What to work on |
Write every line out verbatim and omit the pictures.

(Dataset items)
──────────────────────────────
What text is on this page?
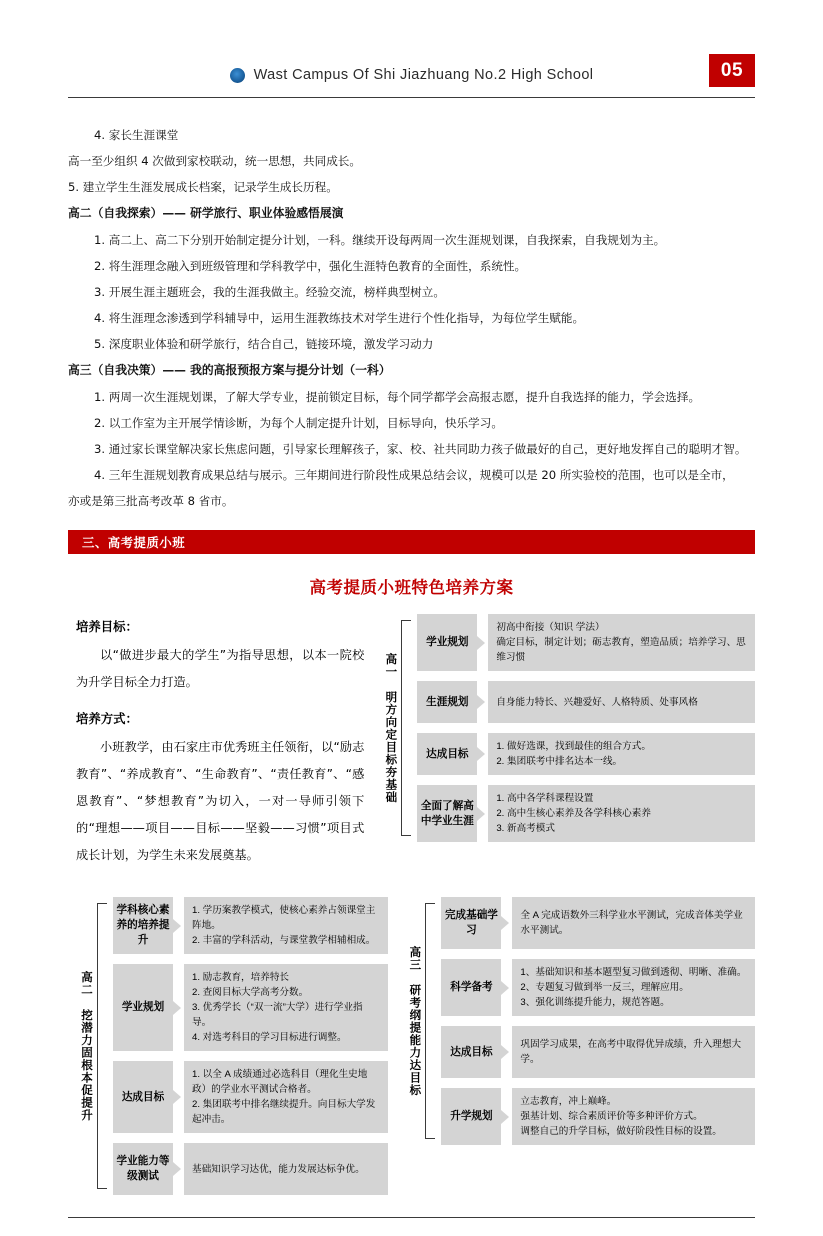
Wast Campus Of Shi Jiazhuang No.2 High School	05

4. 家长生涯课堂

高一至少组织 4 次做到家校联动，统一思想，共同成长。

5. 建立学生生涯发展成长档案，记录学生成长历程。

高二（自我探索）—— 研学旅行、职业体验感悟展演

1. 高二上、高二下分别开始制定提分计划，一科。继续开设每两周一次生涯规划课，自我探索，自我规划为主。

2. 将生涯理念融入到班级管理和学科教学中，强化生涯特色教育的全面性，系统性。

3. 开展生涯主题班会，我的生涯我做主。经验交流，榜样典型树立。

4. 将生涯理念渗透到学科辅导中，运用生涯教练技术对学生进行个性化指导，为每位学生赋能。

5. 深度职业体验和研学旅行，结合自己，链接环境，激发学习动力

高三（自我决策）—— 我的高报预报方案与提分计划（一科）

1. 两周一次生涯规划课，了解大学专业，提前锁定目标，每个同学都学会高报志愿，提升自我选择的能力，学会选择。

2. 以工作室为主开展学情诊断，为每个人制定提升计划，目标导向，快乐学习。

3. 通过家长课堂解决家长焦虑问题，引导家长理解孩子，家、校、社共同助力孩子做最好的自己，更好地发挥自己的聪明才智。

4. 三年生涯规划教育成果总结与展示。三年期间进行阶段性成果总结会议，规模可以是 20 所实验校的范围，也可以是全市，

亦或是第三批高考改革 8 省市。

三、高考提质小班
高考提质小班特色培养方案
培养目标：

以“做进步最大的学生”为指导思想，以本一院校为升学目标全力打造。

培养方式：

小班教学，由石家庄市优秀班主任领衔，以“励志教育”、“养成教育”、“生命教育”、“责任教育”、“感恩教育”、“梦想教育”为切入，一对一导师引领下的“理想——项目——目标——坚毅——习惯”项目式成长计划，为学生未来发展奠基。

高一 明方向定目标夯基础
学业规划
初高中衔接（知识 学法）
确定目标，制定计划；砺志教育，塑造品质；培养学习、思维习惯
生涯规划	自身能力特长、兴趣爱好、人格特质、处事风格
达成目标
1. 做好选课，找到最佳的组合方式。
2. 集团联考中排名达本一线。
全面了解高中学业生涯
1. 高中各学科课程设置
2. 高中生核心素养及各学科核心素养
3. 新高考模式
高二 挖潜力固根本促提升
学科核心素养的培养提升
1. 学历案教学模式，使核心素养占领课堂主阵地。
2. 丰富的学科活动，与课堂教学相辅相成。
学业规划
1. 励志教育，培养特长
2. 查阅目标大学高考分数。
3. 优秀学长（“双一流”大学）进行学业指导。
4. 对选考科目的学习目标进行调整。
达成目标
1. 以全 A 成绩通过必选科目（理化生史地政）的学业水平测试合格者。
2. 集团联考中排名继续提升。向目标大学发起冲击。
学业能力等级测试
基础知识学习达优，能力发展达标争优。
高三 研考纲提能力达目标
完成基础学习
全 A 完成语数外三科学业水平测试，完成音体美学业水平测试。
科学备考
1、基础知识和基本题型复习做到透彻、明晰、准确。
2、专题复习做到举一反三，理解应用。
3、强化训练提升能力，规范答题。
达成目标
巩固学习成果，在高考中取得优异成绩，升入理想大学。
升学规划
立志教育，冲上巅峰。
强基计划、综合素质评价等多种评价方式。
调整自己的升学目标，做好阶段性目标的设置。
──────────────────────────────
Solved problem |
What text is on this page?
Wast Campus Of Shi Jiazhuang No.2 High School	05

4. 家长生涯课堂

高一至少组织 4 次做到家校联动，统一思想，共同成长。

5. 建立学生生涯发展成长档案，记录学生成长历程。

高二（自我探索）—— 研学旅行、职业体验感悟展演

1. 高二上、高二下分别开始制定提分计划，一科。继续开设每两周一次生涯规划课，自我探索，自我规划为主。

2. 将生涯理念融入到班级管理和学科教学中，强化生涯特色教育的全面性，系统性。

3. 开展生涯主题班会，我的生涯我做主。经验交流，榜样典型树立。

4. 将生涯理念渗透到学科辅导中，运用生涯教练技术对学生进行个性化指导，为每位学生赋能。

5. 深度职业体验和研学旅行，结合自己，链接环境，激发学习动力

高三（自我决策）—— 我的高报预报方案与提分计划（一科）

1. 两周一次生涯规划课，了解大学专业，提前锁定目标，每个同学都学会高报志愿，提升自我选择的能力，学会选择。

2. 以工作室为主开展学情诊断，为每个人制定提升计划，目标导向，快乐学习。

3. 通过家长课堂解决家长焦虑问题，引导家长理解孩子，家、校、社共同助力孩子做最好的自己，更好地发挥自己的聪明才智。

4. 三年生涯规划教育成果总结与展示。三年期间进行阶段性成果总结会议，规模可以是 20 所实验校的范围，也可以是全市，

亦或是第三批高考改革 8 省市。

三、高考提质小班
高考提质小班特色培养方案
培养目标：

以“做进步最大的学生”为指导思想，以本一院校为升学目标全力打造。

培养方式：

小班教学，由石家庄市优秀班主任领衔，以“励志教育”、“养成教育”、“生命教育”、“责任教育”、“感恩教育”、“梦想教育”为切入，一对一导师引领下的“理想——项目——目标——坚毅——习惯”项目式成长计划，为学生未来发展奠基。

高一 明方向定目标夯基础
学业规划
初高中衔接（知识 学法）
确定目标，制定计划；砺志教育，塑造品质；培养学习、思维习惯
生涯规划	自身能力特长、兴趣爱好、人格特质、处事风格
达成目标
1. 做好选课，找到最佳的组合方式。
2. 集团联考中排名达本一线。
全面了解高中学业生涯
1. 高中各学科课程设置
2. 高中生核心素养及各学科核心素养
3. 新高考模式
高二 挖潜力固根本促提升
学科核心素养的培养提升
1. 学历案教学模式，使核心素养占领课堂主阵地。
2. 丰富的学科活动，与课堂教学相辅相成。
学业规划
1. 励志教育，培养特长
2. 查阅目标大学高考分数。
3. 优秀学长（“双一流”大学）进行学业指导。
4. 对选考科目的学习目标进行调整。
达成目标
1. 以全 A 成绩通过必选科目（理化生史地政）的学业水平测试合格者。
2. 集团联考中排名继续提升。向目标大学发起冲击。
学业能力等级测试
基础知识学习达优，能力发展达标争优。
高三 研考纲提能力达目标
完成基础学习
全 A 完成语数外三科学业水平测试，完成音体美学业水平测试。
科学备考
1、基础知识和基本题型复习做到透彻、明晰、准确。
2、专题复习做到举一反三，理解应用。
3、强化训练提升能力，规范答题。
达成目标
巩固学习成果，在高考中取得优异成绩，升入理想大学。
升学规划
立志教育，冲上巅峰。
强基计划、综合素质评价等多种评价方式。
调整自己的升学目标，做好阶段性目标的设置。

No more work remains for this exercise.